Given task:
Which lines below hold the word "Wizard"? Report each one.

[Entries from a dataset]
+++
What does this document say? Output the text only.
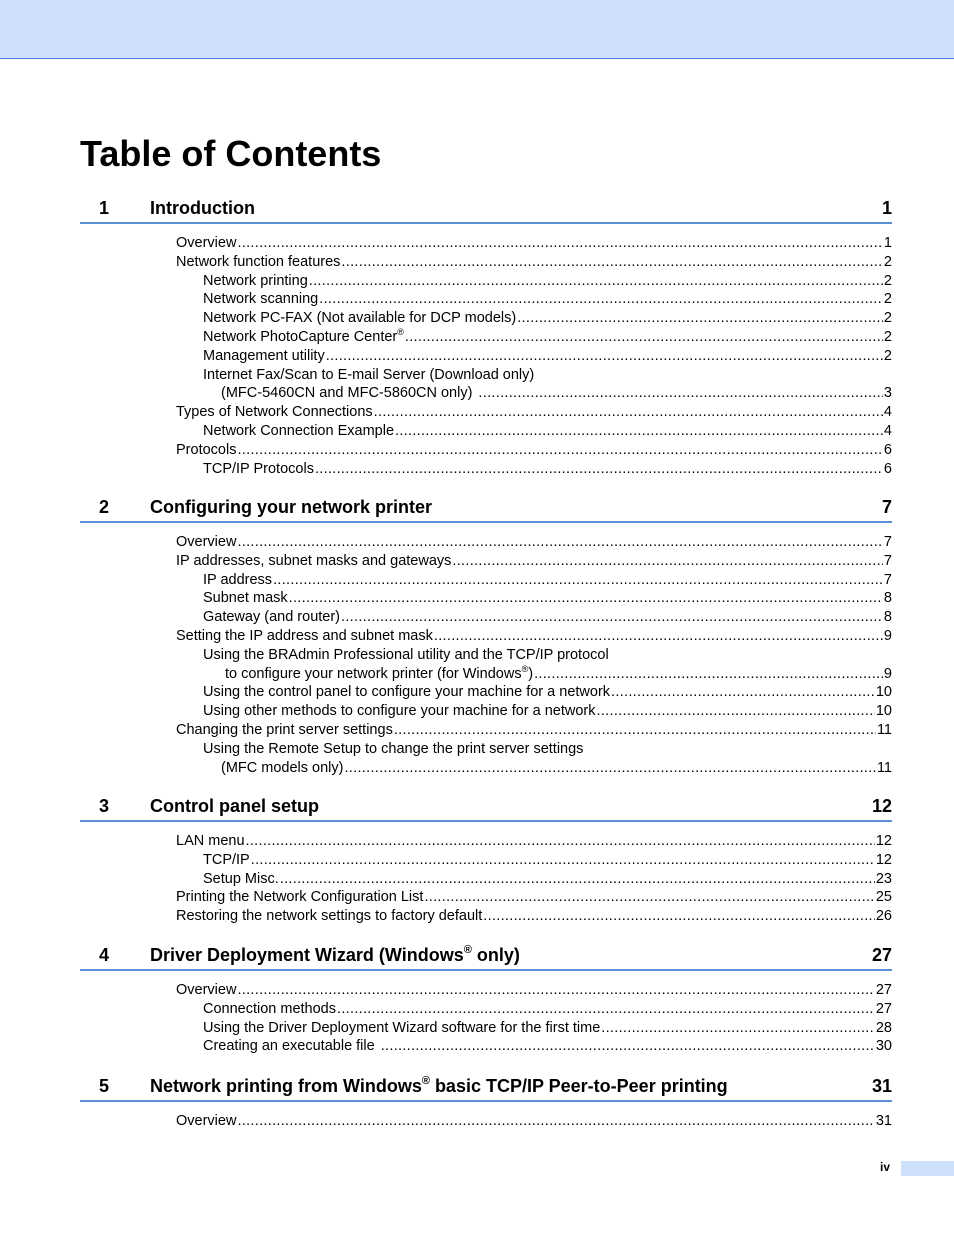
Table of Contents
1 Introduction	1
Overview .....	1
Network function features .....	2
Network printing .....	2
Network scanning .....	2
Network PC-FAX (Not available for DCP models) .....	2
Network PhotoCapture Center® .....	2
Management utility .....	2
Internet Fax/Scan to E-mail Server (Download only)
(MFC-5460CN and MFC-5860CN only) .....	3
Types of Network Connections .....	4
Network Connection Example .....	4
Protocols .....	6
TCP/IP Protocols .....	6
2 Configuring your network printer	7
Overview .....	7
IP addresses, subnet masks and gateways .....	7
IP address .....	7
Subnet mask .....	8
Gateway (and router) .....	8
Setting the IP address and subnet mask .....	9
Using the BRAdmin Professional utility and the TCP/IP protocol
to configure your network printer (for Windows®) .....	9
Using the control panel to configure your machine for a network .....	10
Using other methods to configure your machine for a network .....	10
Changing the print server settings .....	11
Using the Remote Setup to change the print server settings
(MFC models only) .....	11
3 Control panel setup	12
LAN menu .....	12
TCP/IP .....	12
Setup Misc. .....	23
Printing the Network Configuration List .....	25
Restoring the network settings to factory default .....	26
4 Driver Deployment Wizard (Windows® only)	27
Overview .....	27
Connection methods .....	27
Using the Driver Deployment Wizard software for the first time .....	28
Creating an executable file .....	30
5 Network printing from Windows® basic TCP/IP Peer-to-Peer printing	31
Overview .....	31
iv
+++
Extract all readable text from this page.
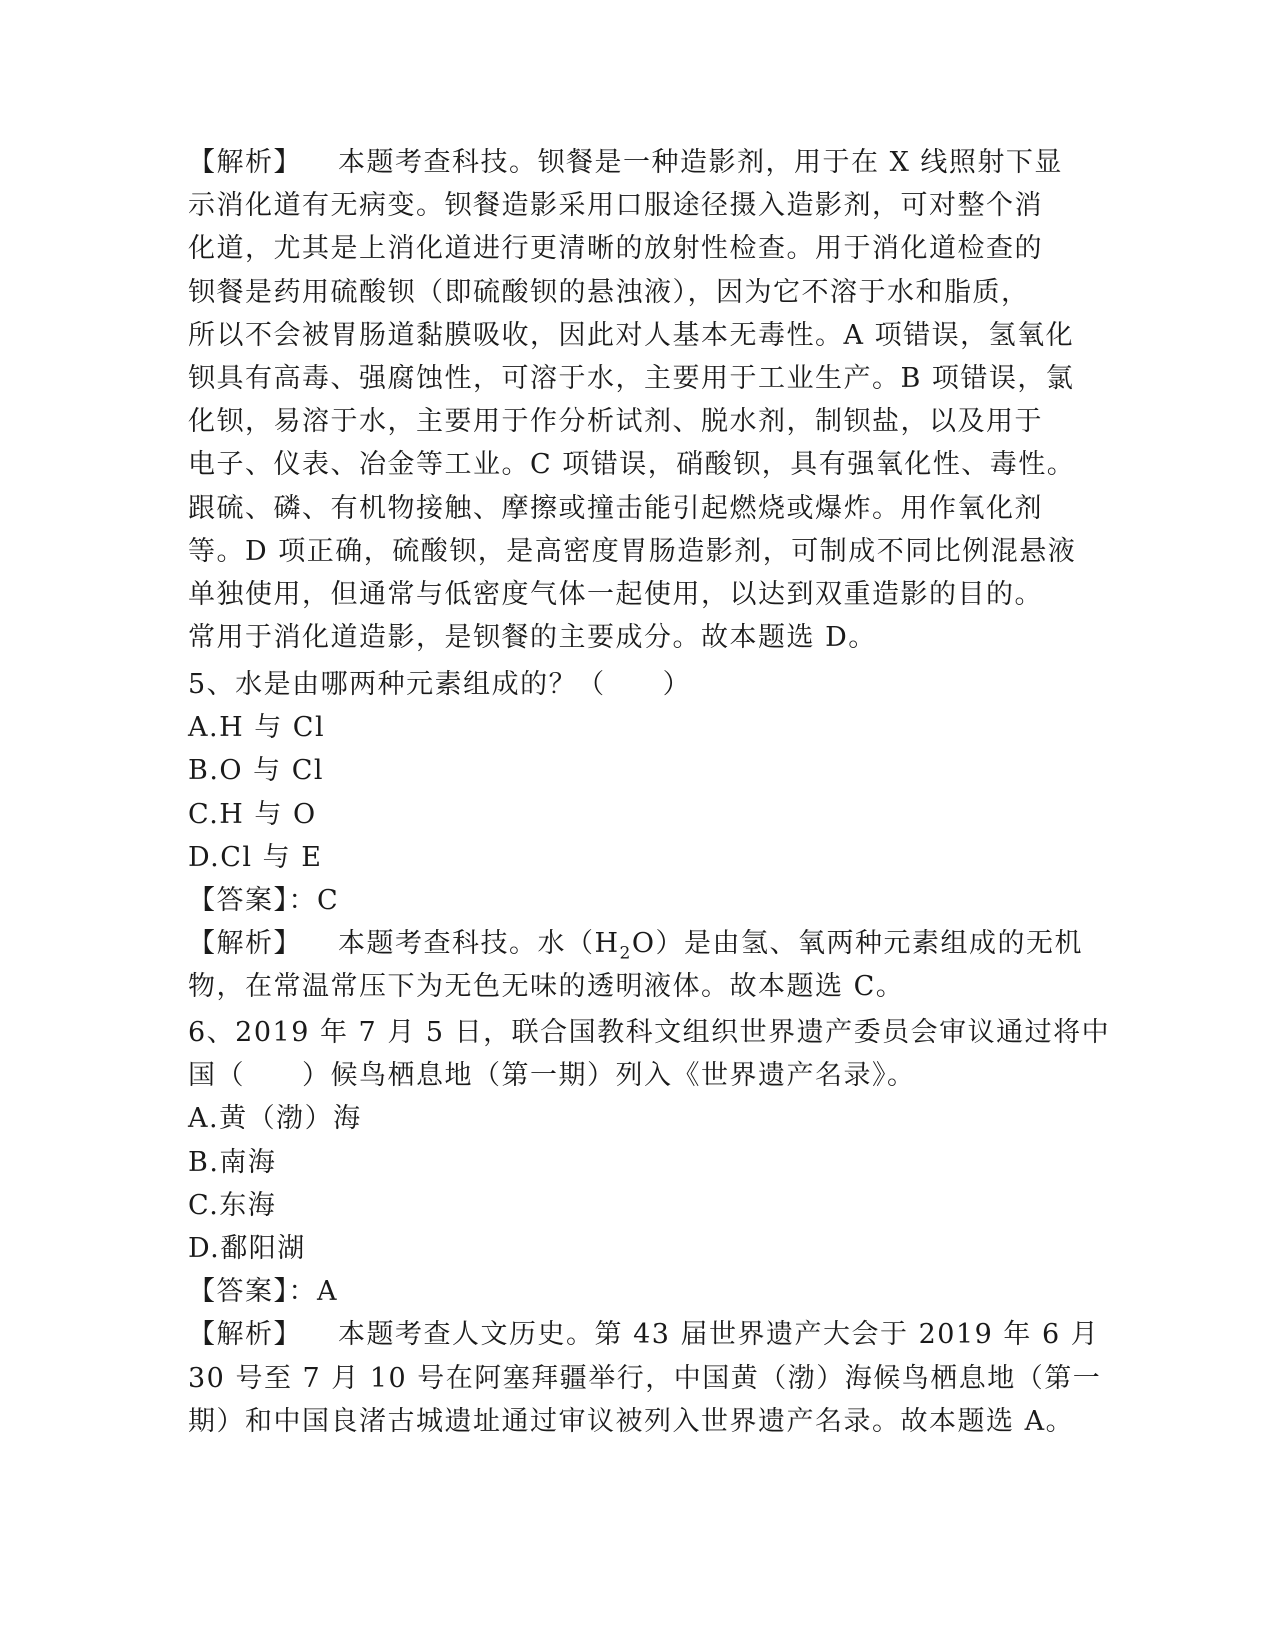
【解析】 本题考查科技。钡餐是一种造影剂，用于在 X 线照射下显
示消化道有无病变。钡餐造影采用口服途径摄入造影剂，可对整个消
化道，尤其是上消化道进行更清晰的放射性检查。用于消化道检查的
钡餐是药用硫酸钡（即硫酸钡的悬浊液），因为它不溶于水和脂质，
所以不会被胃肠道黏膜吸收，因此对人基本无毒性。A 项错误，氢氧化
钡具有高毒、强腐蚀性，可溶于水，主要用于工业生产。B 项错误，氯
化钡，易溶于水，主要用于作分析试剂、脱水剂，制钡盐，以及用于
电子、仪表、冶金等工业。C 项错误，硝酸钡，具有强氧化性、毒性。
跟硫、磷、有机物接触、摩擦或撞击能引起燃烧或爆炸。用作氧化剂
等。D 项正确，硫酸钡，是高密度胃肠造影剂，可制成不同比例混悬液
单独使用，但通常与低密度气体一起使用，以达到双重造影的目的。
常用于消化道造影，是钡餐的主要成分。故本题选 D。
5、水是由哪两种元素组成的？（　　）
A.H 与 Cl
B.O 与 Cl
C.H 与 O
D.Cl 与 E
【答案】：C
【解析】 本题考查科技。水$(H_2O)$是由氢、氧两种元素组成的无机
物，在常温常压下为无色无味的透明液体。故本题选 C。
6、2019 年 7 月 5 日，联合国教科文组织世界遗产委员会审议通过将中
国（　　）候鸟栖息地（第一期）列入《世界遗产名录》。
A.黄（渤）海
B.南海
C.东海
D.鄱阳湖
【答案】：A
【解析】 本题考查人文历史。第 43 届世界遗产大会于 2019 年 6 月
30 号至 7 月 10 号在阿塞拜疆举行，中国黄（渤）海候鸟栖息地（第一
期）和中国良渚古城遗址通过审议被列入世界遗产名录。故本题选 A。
+++
Task result:
4 Driver Deployment Wizard (Windows® only)	27
Using the Driver Deployment Wizard software for the first time .....	28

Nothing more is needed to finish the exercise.